__EXERCISE BRIEF__. Set down each entry exactly as given; pictures should not appear in the copy.

__DATA FOR THIS EXERCISE__.
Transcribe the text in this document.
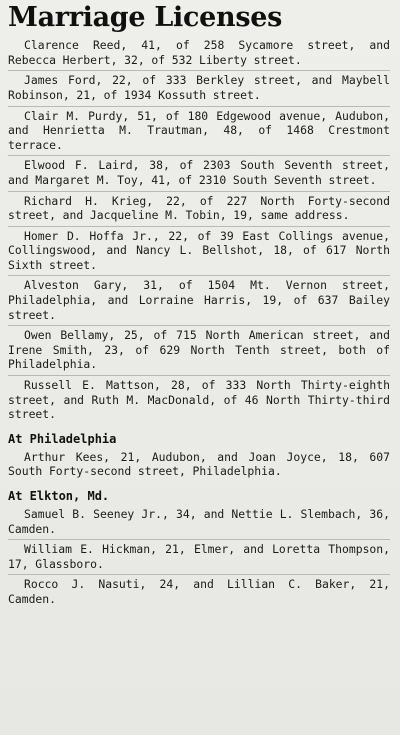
Marriage Licenses
Clarence Reed, 41, of 258 Sycamore street, and Rebecca Herbert, 32, of 532 Liberty street.
James Ford, 22, of 333 Berkley street, and Maybell Robinson, 21, of 1934 Kossuth street.
Clair M. Purdy, 51, of 180 Edgewood avenue, Audubon, and Henrietta M. Trautman, 48, of 1468 Crestmont terrace.
Elwood F. Laird, 38, of 2303 South Seventh street, and Margaret M. Toy, 41, of 2310 South Seventh street.
Richard H. Krieg, 22, of 227 North Forty-second street, and Jacqueline M. Tobin, 19, same address.
Homer D. Hoffa Jr., 22, of 39 East Collings avenue, Collingswood, and Nancy L. Bellshot, 18, of 617 North Sixth street.
Alveston Gary, 31, of 1504 Mt. Vernon street, Philadelphia, and Lorraine Harris, 19, of 637 Bailey street.
Owen Bellamy, 25, of 715 North American street, and Irene Smith, 23, of 629 North Tenth street, both of Philadelphia.
Russell E. Mattson, 28, of 333 North Thirty-eighth street, and Ruth M. MacDonald, of 46 North Thirty-third street.
At Philadelphia
Arthur Kees, 21, Audubon, and Joan Joyce, 18, 607 South Forty-second street, Philadelphia.
At Elkton, Md.
Samuel B. Seeney Jr., 34, and Nettie L. Slembach, 36, Camden.
William E. Hickman, 21, Elmer, and Loretta Thompson, 17, Glassboro.
Rocco J. Nasuti, 24, and Lillian C. Baker, 21, Camden.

__RESULT OF THIS EXERCISE__.
Transcribe the text in this document.
Marriage Licenses
Clarence Reed, 41, of 258 Sycamore street, and Rebecca Herbert, 32, of 532 Liberty street.
James Ford, 22, of 333 Berkley street, and Maybell Robinson, 21, of 1934 Kossuth street.
Clair M. Purdy, 51, of 180 Edgewood avenue, Audubon, and Henrietta M. Trautman, 48, of 1468 Crestmont terrace.
Elwood F. Laird, 38, of 2303 South Seventh street, and Margaret M. Toy, 41, of 2310 South Seventh street.
Richard H. Krieg, 22, of 227 North Forty-second street, and Jacqueline M. Tobin, 19, same address.
Homer D. Hoffa Jr., 22, of 39 East Collings avenue, Collingswood, and Nancy L. Bellshot, 18, of 617 North Sixth street.
Alveston Gary, 31, of 1504 Mt. Vernon street, Philadelphia, and Lorraine Harris, 19, of 637 Bailey street.
Owen Bellamy, 25, of 715 North American street, and Irene Smith, 23, of 629 North Tenth street, both of Philadelphia.
Russell E. Mattson, 28, of 333 North Thirty-eighth street, and Ruth M. MacDonald, of 46 North Thirty-third street.
At Philadelphia
Arthur Kees, 21, Audubon, and Joan Joyce, 18, 607 South Forty-second street, Philadelphia.
At Elkton, Md.
Samuel B. Seeney Jr., 34, and Nettie L. Slembach, 36, Camden.
William E. Hickman, 21, Elmer, and Loretta Thompson, 17, Glassboro.
Rocco J. Nasuti, 24, and Lillian C. Baker, 21, Camden.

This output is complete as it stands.